>> Start Exercise materials

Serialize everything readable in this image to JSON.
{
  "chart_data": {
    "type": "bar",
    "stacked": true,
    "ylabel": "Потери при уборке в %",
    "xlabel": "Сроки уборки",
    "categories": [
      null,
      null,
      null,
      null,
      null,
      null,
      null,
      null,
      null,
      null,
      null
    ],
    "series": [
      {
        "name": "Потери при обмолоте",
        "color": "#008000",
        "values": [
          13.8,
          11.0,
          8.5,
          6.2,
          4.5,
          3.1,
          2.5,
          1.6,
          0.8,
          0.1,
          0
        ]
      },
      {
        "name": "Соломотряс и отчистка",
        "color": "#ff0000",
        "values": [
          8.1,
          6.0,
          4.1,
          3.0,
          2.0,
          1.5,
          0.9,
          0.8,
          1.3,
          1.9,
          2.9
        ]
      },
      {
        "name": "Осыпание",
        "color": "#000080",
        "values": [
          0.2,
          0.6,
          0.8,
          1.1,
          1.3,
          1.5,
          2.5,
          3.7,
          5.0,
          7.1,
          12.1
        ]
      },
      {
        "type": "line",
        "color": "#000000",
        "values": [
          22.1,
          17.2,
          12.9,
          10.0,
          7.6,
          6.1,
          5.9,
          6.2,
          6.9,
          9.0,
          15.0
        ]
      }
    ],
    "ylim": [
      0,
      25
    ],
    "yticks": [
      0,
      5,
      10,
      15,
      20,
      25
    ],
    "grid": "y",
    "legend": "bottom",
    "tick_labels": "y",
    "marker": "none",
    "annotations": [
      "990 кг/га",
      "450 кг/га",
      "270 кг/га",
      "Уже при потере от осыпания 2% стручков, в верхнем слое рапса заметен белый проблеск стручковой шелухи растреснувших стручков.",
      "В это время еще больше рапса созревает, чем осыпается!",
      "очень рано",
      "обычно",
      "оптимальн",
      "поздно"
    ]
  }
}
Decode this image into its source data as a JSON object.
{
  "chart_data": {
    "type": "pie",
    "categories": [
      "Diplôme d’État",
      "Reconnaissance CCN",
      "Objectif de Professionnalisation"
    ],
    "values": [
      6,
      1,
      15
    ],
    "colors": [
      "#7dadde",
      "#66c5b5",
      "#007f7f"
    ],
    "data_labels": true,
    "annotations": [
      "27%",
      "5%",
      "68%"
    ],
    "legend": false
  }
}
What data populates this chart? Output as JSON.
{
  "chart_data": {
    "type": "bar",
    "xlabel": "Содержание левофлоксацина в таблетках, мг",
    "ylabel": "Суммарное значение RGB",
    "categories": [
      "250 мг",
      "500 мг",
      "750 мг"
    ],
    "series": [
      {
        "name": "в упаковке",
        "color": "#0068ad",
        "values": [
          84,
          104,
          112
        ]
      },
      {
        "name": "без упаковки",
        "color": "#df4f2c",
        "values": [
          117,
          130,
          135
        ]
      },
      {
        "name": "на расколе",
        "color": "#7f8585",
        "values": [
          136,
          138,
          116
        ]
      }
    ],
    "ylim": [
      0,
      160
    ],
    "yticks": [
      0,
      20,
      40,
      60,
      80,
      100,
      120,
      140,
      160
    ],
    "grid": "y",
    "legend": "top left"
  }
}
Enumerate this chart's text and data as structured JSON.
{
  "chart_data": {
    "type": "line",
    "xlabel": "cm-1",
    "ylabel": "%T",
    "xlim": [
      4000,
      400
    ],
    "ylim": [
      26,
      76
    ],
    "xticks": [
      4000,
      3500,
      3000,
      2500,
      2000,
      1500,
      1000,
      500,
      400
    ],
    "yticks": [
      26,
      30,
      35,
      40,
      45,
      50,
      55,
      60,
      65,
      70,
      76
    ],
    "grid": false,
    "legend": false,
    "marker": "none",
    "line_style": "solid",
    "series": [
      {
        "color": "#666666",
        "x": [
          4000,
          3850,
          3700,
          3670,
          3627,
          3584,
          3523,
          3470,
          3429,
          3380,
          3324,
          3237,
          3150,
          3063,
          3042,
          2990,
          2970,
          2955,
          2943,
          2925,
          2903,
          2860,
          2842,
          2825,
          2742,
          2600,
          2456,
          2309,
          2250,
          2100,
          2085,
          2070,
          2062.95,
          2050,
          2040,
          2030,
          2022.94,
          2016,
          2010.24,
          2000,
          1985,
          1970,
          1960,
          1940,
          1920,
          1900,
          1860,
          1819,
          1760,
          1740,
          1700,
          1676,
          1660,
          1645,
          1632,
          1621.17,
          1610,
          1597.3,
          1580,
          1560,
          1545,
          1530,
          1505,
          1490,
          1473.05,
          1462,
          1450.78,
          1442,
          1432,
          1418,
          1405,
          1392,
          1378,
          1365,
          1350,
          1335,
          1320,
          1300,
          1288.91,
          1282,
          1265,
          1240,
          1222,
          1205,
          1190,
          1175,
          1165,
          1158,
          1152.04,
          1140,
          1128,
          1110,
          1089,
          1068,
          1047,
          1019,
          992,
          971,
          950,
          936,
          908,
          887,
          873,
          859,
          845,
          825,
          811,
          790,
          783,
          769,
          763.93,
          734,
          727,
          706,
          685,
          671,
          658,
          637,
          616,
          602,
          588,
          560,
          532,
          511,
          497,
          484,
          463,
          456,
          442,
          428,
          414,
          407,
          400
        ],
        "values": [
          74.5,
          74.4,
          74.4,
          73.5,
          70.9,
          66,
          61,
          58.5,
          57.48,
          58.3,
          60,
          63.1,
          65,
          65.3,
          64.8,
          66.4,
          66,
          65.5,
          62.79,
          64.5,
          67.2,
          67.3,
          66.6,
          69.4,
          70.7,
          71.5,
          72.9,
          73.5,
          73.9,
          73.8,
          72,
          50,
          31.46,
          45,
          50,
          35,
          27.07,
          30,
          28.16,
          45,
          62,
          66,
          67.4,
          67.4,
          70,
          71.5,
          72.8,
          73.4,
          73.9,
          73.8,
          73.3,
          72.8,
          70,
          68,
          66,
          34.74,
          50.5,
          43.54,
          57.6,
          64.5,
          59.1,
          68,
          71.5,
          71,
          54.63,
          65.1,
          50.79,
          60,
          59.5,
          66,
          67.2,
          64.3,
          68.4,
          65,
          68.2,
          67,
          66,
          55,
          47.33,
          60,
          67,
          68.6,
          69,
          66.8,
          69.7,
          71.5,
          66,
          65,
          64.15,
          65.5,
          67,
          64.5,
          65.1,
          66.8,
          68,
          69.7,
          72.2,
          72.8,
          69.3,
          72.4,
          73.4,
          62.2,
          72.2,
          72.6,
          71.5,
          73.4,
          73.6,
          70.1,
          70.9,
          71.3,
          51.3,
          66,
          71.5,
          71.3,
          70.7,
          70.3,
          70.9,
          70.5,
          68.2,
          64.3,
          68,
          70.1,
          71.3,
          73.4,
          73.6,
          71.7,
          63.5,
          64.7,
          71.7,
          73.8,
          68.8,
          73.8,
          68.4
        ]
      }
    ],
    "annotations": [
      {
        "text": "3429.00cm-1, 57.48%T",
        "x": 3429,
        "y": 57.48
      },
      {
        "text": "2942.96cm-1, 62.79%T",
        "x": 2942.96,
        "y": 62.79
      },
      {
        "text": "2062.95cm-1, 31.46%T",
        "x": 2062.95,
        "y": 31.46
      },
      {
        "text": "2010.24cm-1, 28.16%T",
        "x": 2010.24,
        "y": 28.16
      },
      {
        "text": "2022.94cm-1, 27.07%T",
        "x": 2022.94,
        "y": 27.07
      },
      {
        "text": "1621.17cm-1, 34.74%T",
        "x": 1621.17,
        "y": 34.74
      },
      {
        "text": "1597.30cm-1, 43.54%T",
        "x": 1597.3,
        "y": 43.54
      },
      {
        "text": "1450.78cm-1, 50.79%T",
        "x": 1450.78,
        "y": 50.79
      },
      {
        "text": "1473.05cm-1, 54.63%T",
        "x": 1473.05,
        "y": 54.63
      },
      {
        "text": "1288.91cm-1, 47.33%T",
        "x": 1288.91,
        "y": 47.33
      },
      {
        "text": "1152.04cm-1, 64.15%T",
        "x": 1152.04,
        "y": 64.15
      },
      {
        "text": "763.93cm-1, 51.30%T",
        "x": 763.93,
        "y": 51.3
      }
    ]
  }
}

>> End Exercise materials

▶ [Goal]: Where a line of the material above holds the string "Потери", copy that line.

▶ [Worked answer]:
    "ylabel": "Потери при уборке в %",
        "name": "Потери при обмолоте",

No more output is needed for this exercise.